▸ WHAT THIS TASK INVOLVES: Check each line below for "Test" and report how many have it, nothing else.

▸ DATA FOR PROCESSING:
▬▬▬▬▬▬

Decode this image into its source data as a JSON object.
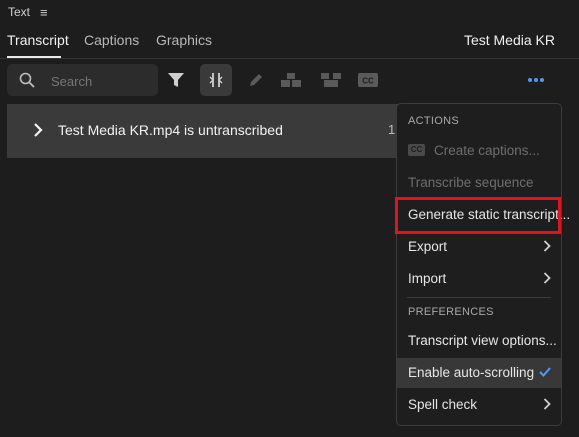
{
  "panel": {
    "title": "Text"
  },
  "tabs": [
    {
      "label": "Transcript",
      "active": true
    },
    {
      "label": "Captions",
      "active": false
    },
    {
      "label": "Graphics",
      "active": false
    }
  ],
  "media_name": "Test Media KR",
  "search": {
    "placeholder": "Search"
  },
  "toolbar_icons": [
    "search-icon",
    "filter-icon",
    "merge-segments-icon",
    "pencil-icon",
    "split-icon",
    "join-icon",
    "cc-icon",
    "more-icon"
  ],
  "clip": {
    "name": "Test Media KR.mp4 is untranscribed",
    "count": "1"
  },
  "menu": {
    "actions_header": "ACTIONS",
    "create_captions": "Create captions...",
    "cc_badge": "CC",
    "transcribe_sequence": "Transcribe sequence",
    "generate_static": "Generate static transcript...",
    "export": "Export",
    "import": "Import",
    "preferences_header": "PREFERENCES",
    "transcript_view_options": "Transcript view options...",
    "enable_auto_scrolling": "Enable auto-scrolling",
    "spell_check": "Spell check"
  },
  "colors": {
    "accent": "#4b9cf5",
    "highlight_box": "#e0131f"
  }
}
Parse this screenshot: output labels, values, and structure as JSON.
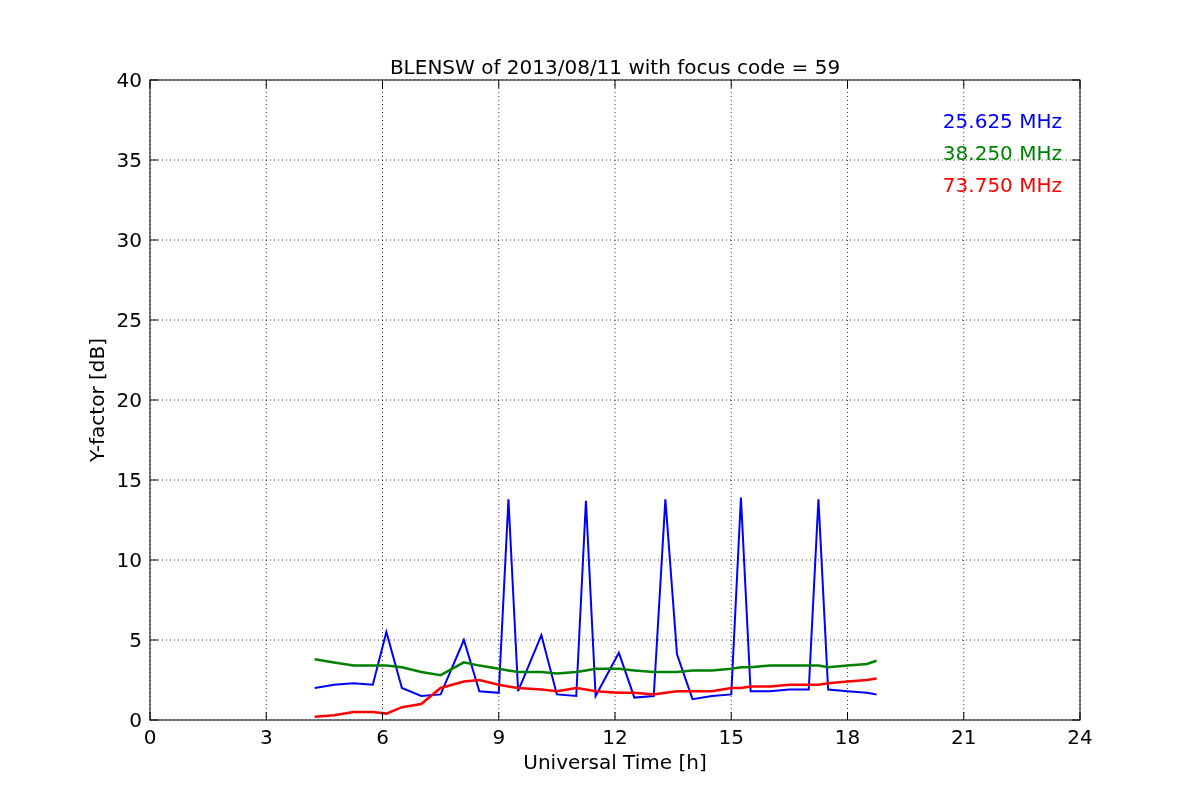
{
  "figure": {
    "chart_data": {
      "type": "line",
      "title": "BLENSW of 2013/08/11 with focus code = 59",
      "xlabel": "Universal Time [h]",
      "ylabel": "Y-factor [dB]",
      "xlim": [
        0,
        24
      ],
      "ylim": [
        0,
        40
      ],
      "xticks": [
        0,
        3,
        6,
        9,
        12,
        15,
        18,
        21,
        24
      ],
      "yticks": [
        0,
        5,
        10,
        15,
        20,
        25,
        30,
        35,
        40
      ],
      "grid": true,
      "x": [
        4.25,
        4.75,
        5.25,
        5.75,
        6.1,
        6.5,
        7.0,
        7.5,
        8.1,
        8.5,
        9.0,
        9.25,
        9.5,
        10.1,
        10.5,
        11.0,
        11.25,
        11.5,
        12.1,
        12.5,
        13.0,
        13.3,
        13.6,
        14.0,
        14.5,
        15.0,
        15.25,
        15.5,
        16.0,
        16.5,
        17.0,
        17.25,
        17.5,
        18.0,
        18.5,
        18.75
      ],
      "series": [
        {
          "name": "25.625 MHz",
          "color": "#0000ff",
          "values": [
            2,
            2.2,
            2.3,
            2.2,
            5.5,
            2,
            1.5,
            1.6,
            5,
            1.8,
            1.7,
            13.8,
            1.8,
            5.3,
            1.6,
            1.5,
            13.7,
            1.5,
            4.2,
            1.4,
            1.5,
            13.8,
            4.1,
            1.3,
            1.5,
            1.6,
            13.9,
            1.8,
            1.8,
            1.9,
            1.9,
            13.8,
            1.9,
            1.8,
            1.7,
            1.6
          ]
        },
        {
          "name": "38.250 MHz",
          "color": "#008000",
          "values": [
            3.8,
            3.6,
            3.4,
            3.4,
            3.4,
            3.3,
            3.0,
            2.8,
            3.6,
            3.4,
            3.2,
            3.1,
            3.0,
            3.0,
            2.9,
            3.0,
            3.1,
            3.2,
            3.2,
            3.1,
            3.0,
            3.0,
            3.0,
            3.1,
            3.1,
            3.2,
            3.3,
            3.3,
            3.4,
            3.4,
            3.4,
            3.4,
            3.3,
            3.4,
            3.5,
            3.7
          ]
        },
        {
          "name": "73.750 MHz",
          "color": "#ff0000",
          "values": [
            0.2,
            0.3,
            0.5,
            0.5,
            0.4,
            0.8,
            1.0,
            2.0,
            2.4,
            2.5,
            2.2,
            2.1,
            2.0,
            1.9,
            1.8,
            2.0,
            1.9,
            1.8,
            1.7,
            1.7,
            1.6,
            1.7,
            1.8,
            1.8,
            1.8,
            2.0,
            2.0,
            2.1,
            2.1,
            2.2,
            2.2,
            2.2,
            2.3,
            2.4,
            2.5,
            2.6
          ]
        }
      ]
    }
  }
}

▬▬▬▬▬▬

▸ WORKED SOLUTION: 2